Find the lines below that contain the string "Margin". Copy each one.

(Dataset excerpt)
-=-=-
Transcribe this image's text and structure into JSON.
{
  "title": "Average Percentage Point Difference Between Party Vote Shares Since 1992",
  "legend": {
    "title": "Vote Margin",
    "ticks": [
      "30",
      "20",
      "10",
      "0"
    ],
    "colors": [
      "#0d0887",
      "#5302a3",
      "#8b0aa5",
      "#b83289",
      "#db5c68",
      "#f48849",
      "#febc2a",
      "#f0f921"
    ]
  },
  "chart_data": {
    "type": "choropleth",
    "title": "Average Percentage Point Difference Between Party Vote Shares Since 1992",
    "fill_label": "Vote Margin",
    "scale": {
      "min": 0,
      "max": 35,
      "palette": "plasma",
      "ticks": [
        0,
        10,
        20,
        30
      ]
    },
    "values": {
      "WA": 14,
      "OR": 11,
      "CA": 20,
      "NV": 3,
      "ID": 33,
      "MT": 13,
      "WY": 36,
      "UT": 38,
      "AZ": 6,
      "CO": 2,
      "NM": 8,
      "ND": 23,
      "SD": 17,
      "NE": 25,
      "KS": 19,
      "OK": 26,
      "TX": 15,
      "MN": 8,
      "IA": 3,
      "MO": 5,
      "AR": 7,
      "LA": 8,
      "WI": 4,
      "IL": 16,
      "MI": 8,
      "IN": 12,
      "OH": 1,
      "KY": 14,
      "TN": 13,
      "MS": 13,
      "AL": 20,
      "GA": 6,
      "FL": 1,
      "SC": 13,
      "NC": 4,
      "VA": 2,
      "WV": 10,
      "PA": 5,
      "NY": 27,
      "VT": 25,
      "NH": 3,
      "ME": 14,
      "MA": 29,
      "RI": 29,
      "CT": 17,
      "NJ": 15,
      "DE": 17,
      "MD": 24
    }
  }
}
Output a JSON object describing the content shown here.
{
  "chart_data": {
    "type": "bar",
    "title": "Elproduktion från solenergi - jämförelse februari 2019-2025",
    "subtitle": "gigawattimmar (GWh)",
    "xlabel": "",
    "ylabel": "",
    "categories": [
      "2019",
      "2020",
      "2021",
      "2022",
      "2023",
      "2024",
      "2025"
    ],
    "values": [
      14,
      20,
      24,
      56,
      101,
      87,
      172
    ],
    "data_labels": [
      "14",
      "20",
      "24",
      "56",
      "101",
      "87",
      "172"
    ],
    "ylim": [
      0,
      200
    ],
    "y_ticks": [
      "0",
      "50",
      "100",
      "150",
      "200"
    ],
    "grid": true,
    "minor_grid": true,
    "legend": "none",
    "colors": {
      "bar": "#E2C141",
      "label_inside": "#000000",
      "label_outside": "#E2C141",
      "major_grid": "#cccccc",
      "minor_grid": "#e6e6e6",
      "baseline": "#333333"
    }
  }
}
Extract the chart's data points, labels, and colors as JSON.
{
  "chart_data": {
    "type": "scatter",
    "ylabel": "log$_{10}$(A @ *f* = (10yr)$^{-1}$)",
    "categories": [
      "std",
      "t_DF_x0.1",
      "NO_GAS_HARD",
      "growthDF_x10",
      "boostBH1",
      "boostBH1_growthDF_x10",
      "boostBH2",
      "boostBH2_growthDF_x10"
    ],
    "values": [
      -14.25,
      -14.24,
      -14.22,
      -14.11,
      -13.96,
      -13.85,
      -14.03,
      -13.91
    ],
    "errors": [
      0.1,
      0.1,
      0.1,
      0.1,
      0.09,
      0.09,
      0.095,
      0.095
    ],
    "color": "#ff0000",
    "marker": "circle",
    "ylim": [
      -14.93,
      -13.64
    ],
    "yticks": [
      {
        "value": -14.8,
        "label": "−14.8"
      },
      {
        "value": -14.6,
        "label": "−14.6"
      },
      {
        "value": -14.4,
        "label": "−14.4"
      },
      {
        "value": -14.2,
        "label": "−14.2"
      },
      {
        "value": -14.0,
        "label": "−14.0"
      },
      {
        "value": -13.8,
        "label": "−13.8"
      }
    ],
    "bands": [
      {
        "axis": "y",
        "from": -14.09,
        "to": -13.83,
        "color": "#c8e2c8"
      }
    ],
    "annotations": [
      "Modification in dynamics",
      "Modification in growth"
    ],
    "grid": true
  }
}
-=-=-
COMPLETE RESPONSE -
    "title": "Vote Margin",
    "fill_label": "Vote Margin",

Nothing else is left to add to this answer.